• _Written task_
From the entries that follow, extract each line holding the string "document".

• _Information given_

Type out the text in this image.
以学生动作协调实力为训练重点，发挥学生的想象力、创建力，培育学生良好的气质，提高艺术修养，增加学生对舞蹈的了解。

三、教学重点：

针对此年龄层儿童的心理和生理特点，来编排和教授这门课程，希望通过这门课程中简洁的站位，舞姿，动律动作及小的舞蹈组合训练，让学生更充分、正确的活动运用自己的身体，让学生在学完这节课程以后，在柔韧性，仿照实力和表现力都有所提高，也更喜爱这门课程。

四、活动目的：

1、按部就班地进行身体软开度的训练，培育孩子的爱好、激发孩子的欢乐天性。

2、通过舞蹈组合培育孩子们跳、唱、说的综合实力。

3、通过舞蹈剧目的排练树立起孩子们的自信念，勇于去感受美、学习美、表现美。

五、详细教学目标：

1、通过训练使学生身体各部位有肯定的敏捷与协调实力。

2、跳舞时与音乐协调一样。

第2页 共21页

==

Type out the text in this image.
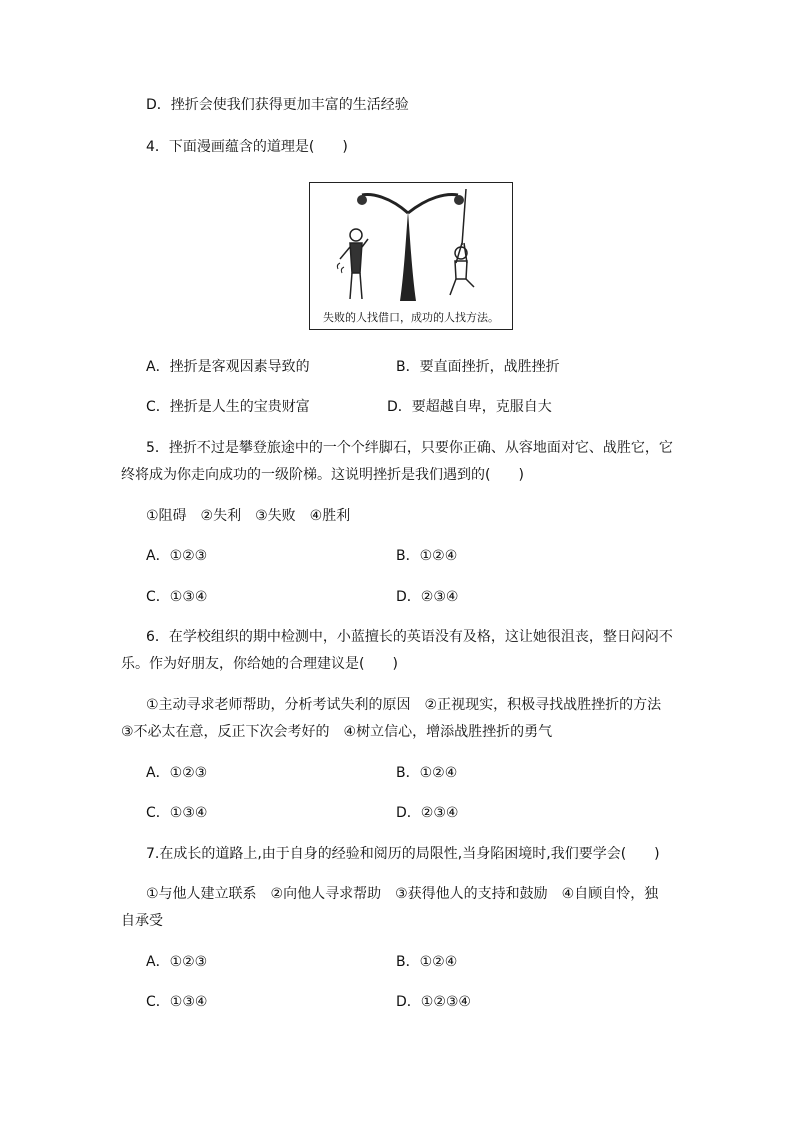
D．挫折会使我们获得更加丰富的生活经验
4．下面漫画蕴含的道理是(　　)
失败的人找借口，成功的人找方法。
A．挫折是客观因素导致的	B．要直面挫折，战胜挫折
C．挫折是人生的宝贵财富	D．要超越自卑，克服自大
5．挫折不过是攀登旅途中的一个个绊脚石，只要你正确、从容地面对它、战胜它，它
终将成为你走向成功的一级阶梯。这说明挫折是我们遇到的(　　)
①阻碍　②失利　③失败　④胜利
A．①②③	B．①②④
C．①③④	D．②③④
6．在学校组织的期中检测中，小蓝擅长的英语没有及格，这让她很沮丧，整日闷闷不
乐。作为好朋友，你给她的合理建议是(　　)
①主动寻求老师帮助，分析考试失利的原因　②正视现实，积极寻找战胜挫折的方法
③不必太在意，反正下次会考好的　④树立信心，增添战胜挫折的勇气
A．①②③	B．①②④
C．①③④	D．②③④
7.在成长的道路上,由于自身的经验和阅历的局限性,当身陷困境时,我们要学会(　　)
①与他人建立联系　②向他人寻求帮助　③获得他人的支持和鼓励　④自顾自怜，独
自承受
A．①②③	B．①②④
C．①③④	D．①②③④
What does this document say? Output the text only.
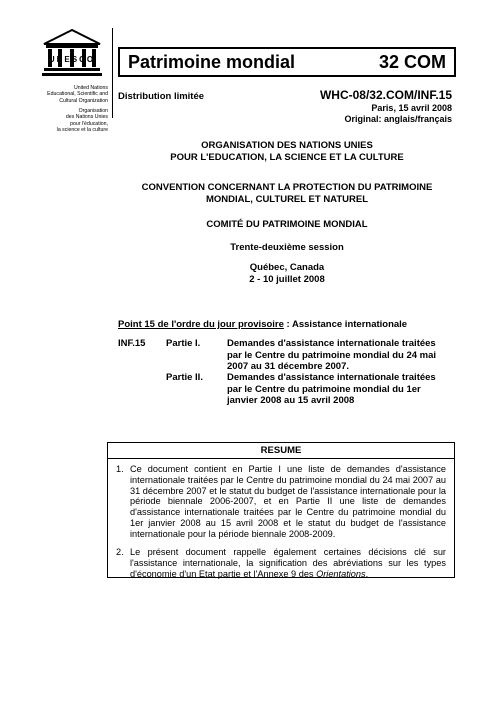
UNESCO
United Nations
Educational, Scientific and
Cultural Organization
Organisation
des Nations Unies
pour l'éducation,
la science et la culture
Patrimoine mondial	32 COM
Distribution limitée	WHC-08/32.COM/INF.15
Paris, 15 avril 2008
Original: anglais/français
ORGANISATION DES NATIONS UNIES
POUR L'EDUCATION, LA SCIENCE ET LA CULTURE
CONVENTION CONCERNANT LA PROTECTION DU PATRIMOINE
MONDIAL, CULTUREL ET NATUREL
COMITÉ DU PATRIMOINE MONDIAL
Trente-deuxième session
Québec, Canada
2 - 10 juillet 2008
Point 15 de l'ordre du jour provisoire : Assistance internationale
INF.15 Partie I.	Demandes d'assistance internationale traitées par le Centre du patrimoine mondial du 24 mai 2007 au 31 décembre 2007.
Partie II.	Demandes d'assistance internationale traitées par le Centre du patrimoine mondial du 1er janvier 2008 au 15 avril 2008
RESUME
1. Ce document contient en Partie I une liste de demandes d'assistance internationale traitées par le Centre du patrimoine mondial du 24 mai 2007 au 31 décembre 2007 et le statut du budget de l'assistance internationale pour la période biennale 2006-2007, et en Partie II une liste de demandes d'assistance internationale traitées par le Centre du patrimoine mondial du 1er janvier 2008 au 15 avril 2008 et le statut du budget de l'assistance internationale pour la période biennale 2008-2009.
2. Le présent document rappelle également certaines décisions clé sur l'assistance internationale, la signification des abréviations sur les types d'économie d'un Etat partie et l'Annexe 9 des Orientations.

• _Response to the exercise_
What does this document say? Output the text only.
1. Ce document contient en Partie I une liste de demandes d'assistance internationale traitées par le Centre du patrimoine mondial du 24 mai 2007 au 31 décembre 2007 et le statut du budget de l'assistance internationale pour la période biennale 2006-2007, et en Partie II une liste de demandes d'assistance internationale traitées par le Centre du patrimoine mondial du 1er janvier 2008 au 15 avril 2008 et le statut du budget de l'assistance internationale pour la période biennale 2008-2009.
2. Le présent document rappelle également certaines décisions clé sur l'assistance internationale, la signification des abréviations sur les types d'économie d'un Etat partie et l'Annexe 9 des Orientations.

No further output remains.